:: Input data
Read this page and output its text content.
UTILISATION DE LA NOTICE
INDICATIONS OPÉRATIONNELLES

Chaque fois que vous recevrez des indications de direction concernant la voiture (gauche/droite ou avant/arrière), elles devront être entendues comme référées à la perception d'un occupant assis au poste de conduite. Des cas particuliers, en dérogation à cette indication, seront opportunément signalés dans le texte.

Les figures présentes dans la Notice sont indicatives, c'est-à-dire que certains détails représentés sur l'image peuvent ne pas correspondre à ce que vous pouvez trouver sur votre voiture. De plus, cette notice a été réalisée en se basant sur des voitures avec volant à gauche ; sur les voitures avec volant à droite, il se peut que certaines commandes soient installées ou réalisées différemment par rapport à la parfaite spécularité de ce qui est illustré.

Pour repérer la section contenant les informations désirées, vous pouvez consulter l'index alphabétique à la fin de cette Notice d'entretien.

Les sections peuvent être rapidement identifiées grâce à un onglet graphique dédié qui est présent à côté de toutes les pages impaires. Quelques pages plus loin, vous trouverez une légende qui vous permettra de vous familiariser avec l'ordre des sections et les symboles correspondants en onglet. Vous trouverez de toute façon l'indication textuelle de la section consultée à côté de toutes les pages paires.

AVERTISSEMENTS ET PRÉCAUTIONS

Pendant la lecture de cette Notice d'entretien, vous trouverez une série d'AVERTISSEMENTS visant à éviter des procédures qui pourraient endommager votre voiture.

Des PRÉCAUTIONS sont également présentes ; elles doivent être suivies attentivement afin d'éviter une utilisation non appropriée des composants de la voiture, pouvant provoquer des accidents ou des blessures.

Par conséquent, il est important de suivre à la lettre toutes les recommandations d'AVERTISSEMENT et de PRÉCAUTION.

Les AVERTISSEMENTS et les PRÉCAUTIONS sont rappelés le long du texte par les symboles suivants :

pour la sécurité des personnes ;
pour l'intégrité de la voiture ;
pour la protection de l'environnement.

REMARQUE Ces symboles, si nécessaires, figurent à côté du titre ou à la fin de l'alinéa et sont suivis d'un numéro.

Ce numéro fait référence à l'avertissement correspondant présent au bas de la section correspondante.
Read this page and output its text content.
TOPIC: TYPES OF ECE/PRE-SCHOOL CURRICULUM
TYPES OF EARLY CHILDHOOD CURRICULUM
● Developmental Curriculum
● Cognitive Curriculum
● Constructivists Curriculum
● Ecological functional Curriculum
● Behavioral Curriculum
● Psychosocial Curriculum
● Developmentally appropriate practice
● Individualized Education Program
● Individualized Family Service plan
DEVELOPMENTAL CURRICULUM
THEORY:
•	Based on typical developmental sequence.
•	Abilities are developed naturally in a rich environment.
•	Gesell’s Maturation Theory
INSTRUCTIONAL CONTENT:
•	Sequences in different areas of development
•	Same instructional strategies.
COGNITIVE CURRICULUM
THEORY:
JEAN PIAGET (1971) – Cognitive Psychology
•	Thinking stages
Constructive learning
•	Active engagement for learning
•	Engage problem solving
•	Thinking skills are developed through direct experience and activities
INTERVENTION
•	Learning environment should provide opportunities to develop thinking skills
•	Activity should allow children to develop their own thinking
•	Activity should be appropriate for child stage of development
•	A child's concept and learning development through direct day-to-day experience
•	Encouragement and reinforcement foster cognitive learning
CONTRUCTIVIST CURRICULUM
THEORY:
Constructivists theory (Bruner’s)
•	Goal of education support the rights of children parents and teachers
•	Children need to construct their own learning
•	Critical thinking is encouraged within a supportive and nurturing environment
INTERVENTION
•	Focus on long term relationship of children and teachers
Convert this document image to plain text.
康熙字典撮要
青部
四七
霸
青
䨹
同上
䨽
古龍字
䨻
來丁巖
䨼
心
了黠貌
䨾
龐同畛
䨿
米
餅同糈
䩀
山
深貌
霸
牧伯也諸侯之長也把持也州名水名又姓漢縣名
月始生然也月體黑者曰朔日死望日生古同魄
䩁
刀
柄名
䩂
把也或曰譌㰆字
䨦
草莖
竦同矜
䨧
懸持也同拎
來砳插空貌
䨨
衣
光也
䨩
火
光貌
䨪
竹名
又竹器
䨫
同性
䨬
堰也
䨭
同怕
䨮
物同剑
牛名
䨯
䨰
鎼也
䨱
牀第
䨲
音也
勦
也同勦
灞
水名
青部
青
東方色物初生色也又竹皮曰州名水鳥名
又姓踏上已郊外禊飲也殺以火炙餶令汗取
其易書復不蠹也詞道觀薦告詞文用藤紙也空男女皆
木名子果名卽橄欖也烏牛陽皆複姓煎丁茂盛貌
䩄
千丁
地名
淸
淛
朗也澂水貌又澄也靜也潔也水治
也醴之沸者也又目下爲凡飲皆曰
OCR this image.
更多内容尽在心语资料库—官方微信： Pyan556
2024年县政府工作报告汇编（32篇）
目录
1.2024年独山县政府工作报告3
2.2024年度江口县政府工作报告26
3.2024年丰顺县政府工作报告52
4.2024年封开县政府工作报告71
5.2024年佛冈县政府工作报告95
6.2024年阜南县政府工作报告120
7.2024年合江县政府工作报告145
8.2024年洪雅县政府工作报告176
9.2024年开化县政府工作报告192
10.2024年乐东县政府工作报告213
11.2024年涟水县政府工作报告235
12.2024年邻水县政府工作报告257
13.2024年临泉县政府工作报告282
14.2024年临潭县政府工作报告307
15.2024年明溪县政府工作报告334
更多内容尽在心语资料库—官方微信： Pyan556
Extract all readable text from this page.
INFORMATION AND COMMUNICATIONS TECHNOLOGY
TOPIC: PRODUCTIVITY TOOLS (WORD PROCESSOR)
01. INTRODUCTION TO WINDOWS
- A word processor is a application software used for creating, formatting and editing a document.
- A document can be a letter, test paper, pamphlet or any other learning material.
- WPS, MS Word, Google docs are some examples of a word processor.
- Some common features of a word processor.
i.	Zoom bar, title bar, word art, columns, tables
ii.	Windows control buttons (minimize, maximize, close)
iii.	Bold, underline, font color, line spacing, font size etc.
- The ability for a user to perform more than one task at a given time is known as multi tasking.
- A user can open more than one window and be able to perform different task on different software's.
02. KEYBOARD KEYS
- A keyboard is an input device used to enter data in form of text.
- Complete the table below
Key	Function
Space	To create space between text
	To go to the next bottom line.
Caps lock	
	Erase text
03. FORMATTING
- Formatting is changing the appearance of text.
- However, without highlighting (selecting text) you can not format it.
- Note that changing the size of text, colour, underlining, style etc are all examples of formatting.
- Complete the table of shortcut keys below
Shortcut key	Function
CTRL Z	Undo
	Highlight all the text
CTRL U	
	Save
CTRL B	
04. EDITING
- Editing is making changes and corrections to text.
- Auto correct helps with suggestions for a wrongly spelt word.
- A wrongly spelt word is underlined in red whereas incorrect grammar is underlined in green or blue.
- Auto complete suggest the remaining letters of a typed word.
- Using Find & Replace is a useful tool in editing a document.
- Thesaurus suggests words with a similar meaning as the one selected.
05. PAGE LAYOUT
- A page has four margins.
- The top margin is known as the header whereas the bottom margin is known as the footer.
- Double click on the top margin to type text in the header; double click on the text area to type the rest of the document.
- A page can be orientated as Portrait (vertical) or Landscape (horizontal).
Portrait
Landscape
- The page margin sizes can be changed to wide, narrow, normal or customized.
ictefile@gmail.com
::::
Please restate the records in full, word for word.

Read this page and output its text content.
UTILISATION DE LA NOTICE
INDICATIONS OPÉRATIONNELLES

Chaque fois que vous recevrez des indications de direction concernant la voiture (gauche/droite ou avant/arrière), elles devront être entendues comme référées à la perception d'un occupant assis au poste de conduite. Des cas particuliers, en dérogation à cette indication, seront opportunément signalés dans le texte.

Les figures présentes dans la Notice sont indicatives, c'est-à-dire que certains détails représentés sur l'image peuvent ne pas correspondre à ce que vous pouvez trouver sur votre voiture. De plus, cette notice a été réalisée en se basant sur des voitures avec volant à gauche ; sur les voitures avec volant à droite, il se peut que certaines commandes soient installées ou réalisées différemment par rapport à la parfaite spécularité de ce qui est illustré.

Pour repérer la section contenant les informations désirées, vous pouvez consulter l'index alphabétique à la fin de cette Notice d'entretien.

Les sections peuvent être rapidement identifiées grâce à un onglet graphique dédié qui est présent à côté de toutes les pages impaires. Quelques pages plus loin, vous trouverez une légende qui vous permettra de vous familiariser avec l'ordre des sections et les symboles correspondants en onglet. Vous trouverez de toute façon l'indication textuelle de la section consultée à côté de toutes les pages paires.

AVERTISSEMENTS ET PRÉCAUTIONS

Pendant la lecture de cette Notice d'entretien, vous trouverez une série d'AVERTISSEMENTS visant à éviter des procédures qui pourraient endommager votre voiture.

Des PRÉCAUTIONS sont également présentes ; elles doivent être suivies attentivement afin d'éviter une utilisation non appropriée des composants de la voiture, pouvant provoquer des accidents ou des blessures.

Par conséquent, il est important de suivre à la lettre toutes les recommandations d'AVERTISSEMENT et de PRÉCAUTION.

Les AVERTISSEMENTS et les PRÉCAUTIONS sont rappelés le long du texte par les symboles suivants :

pour la sécurité des personnes ;
pour l'intégrité de la voiture ;
pour la protection de l'environnement.

REMARQUE Ces symboles, si nécessaires, figurent à côté du titre ou à la fin de l'alinéa et sont suivis d'un numéro.

Ce numéro fait référence à l'avertissement correspondant présent au bas de la section correspondante.
Read this page and output its text content.
TOPIC: TYPES OF ECE/PRE-SCHOOL CURRICULUM
TYPES OF EARLY CHILDHOOD CURRICULUM
● Developmental Curriculum
● Cognitive Curriculum
● Constructivists Curriculum
● Ecological functional Curriculum
● Behavioral Curriculum
● Psychosocial Curriculum
● Developmentally appropriate practice
● Individualized Education Program
● Individualized Family Service plan
DEVELOPMENTAL CURRICULUM
THEORY:
•	Based on typical developmental sequence.
•	Abilities are developed naturally in a rich environment.
•	Gesell’s Maturation Theory
INSTRUCTIONAL CONTENT:
•	Sequences in different areas of development
•	Same instructional strategies.
COGNITIVE CURRICULUM
THEORY:
JEAN PIAGET (1971) – Cognitive Psychology
•	Thinking stages
Constructive learning
•	Active engagement for learning
•	Engage problem solving
•	Thinking skills are developed through direct experience and activities
INTERVENTION
•	Learning environment should provide opportunities to develop thinking skills
•	Activity should allow children to develop their own thinking
•	Activity should be appropriate for child stage of development
•	A child's concept and learning development through direct day-to-day experience
•	Encouragement and reinforcement foster cognitive learning
CONTRUCTIVIST CURRICULUM
THEORY:
Constructivists theory (Bruner’s)
•	Goal of education support the rights of children parents and teachers
•	Children need to construct their own learning
•	Critical thinking is encouraged within a supportive and nurturing environment
INTERVENTION
•	Focus on long term relationship of children and teachers
Convert this document image to plain text.
康熙字典撮要
青部
四七
霸
青
䨹
同上
䨽
古龍字
䨻
來丁巖
䨼
心
了黠貌
䨾
龐同畛
䨿
米
餅同糈
䩀
山
深貌
霸
牧伯也諸侯之長也把持也州名水名又姓漢縣名
月始生然也月體黑者曰朔日死望日生古同魄
䩁
刀
柄名
䩂
把也或曰譌㰆字
䨦
草莖
竦同矜
䨧
懸持也同拎
來砳插空貌
䨨
衣
光也
䨩
火
光貌
䨪
竹名
又竹器
䨫
同性
䨬
堰也
䨭
同怕
䨮
物同剑
牛名
䨯
䨰
鎼也
䨱
牀第
䨲
音也
勦
也同勦
灞
水名
青部
青
東方色物初生色也又竹皮曰州名水鳥名
又姓踏上已郊外禊飲也殺以火炙餶令汗取
其易書復不蠹也詞道觀薦告詞文用藤紙也空男女皆
木名子果名卽橄欖也烏牛陽皆複姓煎丁茂盛貌
䩄
千丁
地名
淸
淛
朗也澂水貌又澄也靜也潔也水治
也醴之沸者也又目下爲凡飲皆曰
OCR this image.
更多内容尽在心语资料库—官方微信： Pyan556
2024年县政府工作报告汇编（32篇）
目录
1.2024年独山县政府工作报告3
2.2024年度江口县政府工作报告26
3.2024年丰顺县政府工作报告52
4.2024年封开县政府工作报告71
5.2024年佛冈县政府工作报告95
6.2024年阜南县政府工作报告120
7.2024年合江县政府工作报告145
8.2024年洪雅县政府工作报告176
9.2024年开化县政府工作报告192
10.2024年乐东县政府工作报告213
11.2024年涟水县政府工作报告235
12.2024年邻水县政府工作报告257
13.2024年临泉县政府工作报告282
14.2024年临潭县政府工作报告307
15.2024年明溪县政府工作报告334
更多内容尽在心语资料库—官方微信： Pyan556
Extract all readable text from this page.
INFORMATION AND COMMUNICATIONS TECHNOLOGY
TOPIC: PRODUCTIVITY TOOLS (WORD PROCESSOR)
01. INTRODUCTION TO WINDOWS
- A word processor is a application software used for creating, formatting and editing a document.
- A document can be a letter, test paper, pamphlet or any other learning material.
- WPS, MS Word, Google docs are some examples of a word processor.
- Some common features of a word processor.
i.	Zoom bar, title bar, word art, columns, tables
ii.	Windows control buttons (minimize, maximize, close)
iii.	Bold, underline, font color, line spacing, font size etc.
- The ability for a user to perform more than one task at a given time is known as multi tasking.
- A user can open more than one window and be able to perform different task on different software's.
02. KEYBOARD KEYS
- A keyboard is an input device used to enter data in form of text.
- Complete the table below
Key	Function
Space	To create space between text
	To go to the next bottom line.
Caps lock	
	Erase text
03. FORMATTING
- Formatting is changing the appearance of text.
- However, without highlighting (selecting text) you can not format it.
- Note that changing the size of text, colour, underlining, style etc are all examples of formatting.
- Complete the table of shortcut keys below
Shortcut key	Function
CTRL Z	Undo
	Highlight all the text
CTRL U	
	Save
CTRL B	
04. EDITING
- Editing is making changes and corrections to text.
- Auto correct helps with suggestions for a wrongly spelt word.
- A wrongly spelt word is underlined in red whereas incorrect grammar is underlined in green or blue.
- Auto complete suggest the remaining letters of a typed word.
- Using Find & Replace is a useful tool in editing a document.
- Thesaurus suggests words with a similar meaning as the one selected.
05. PAGE LAYOUT
- A page has four margins.
- The top margin is known as the header whereas the bottom margin is known as the footer.
- Double click on the top margin to type text in the header; double click on the text area to type the rest of the document.
- A page can be orientated as Portrait (vertical) or Landscape (horizontal).
Portrait
Landscape
- The page margin sizes can be changed to wide, narrow, normal or customized.
ictefile@gmail.com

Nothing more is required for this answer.